_To do_. Pull each line holding the word "mínima" from the data.

_Task input_.
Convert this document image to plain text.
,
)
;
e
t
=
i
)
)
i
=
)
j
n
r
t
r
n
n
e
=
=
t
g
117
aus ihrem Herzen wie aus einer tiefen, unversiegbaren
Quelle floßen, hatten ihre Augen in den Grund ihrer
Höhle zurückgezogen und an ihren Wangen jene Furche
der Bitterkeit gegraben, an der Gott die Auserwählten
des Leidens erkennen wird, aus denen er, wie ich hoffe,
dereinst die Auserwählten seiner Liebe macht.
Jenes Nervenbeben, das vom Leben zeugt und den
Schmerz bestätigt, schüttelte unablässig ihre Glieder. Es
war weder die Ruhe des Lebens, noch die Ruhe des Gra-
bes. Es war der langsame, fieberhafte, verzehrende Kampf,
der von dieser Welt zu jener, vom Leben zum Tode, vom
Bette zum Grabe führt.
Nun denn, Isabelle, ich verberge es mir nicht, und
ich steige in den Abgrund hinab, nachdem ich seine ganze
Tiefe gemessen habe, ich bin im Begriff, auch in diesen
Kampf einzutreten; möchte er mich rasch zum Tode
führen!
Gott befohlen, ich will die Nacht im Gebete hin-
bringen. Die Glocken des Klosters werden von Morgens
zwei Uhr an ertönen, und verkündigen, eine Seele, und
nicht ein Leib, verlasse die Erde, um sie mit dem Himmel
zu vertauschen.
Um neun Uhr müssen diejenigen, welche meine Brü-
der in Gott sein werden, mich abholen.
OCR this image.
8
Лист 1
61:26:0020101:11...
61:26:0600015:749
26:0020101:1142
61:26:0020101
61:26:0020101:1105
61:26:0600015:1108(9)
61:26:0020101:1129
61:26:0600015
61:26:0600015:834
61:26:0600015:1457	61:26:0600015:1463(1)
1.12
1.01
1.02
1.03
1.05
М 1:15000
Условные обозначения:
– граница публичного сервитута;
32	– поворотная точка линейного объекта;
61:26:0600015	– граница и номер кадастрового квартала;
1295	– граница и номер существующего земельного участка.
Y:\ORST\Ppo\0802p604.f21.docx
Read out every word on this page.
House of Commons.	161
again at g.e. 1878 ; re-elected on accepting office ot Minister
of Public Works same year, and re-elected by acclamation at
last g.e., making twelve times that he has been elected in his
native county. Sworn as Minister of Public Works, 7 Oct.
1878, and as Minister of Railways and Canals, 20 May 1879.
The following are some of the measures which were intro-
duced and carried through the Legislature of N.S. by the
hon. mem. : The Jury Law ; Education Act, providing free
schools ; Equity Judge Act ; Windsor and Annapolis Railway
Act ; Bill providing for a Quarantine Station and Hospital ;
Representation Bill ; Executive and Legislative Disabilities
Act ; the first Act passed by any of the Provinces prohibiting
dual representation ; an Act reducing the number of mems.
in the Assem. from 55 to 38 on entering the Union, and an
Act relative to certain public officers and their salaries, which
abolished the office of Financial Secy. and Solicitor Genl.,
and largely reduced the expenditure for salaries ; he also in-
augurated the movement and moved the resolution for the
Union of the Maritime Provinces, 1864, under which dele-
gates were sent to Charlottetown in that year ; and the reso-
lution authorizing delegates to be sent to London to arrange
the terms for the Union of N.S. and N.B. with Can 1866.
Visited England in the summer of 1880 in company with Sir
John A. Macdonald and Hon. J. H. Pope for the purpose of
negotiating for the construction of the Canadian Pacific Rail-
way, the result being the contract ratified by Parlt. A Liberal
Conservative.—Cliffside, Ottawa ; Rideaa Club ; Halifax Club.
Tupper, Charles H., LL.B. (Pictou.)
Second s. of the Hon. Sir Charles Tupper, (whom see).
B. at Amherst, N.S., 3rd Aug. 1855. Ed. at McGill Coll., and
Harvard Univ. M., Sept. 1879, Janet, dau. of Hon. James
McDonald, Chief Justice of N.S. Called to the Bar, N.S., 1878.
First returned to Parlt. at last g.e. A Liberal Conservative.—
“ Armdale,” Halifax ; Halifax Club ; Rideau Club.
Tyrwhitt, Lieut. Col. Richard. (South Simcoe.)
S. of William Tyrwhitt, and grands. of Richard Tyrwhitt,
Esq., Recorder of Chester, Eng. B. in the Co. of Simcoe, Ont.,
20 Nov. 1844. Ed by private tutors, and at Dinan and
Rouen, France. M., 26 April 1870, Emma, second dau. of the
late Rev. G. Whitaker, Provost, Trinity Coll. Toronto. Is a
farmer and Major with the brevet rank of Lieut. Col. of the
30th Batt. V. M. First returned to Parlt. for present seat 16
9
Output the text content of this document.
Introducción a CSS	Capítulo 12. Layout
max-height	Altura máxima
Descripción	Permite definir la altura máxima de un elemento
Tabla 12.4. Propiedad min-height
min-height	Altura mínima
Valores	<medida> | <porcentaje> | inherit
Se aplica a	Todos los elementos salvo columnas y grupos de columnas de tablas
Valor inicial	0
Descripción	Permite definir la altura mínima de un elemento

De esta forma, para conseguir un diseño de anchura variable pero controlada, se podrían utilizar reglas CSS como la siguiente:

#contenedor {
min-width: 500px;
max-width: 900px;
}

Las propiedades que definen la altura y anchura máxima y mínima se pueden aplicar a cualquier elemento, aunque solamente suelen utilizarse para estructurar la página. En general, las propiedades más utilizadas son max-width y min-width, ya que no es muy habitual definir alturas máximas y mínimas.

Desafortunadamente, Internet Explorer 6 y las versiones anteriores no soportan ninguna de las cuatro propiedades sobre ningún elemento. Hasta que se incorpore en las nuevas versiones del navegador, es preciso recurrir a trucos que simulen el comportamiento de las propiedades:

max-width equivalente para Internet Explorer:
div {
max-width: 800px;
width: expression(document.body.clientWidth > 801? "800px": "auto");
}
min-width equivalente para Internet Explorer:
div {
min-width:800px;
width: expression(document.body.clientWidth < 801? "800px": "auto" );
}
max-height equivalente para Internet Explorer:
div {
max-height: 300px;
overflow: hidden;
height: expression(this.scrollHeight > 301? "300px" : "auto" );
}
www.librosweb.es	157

_Answer to this exercise_.
min-height	Altura mínima
Descripción	Permite definir la altura mínima de un elemento
Las propiedades que definen la altura y anchura máxima y mínima se pueden aplicar a cualquier elemento, aunque solamente suelen utilizarse para estructurar la página. En general, las propiedades más utilizadas son max-width y min-width, ya que no es muy habitual definir alturas máximas y mínimas.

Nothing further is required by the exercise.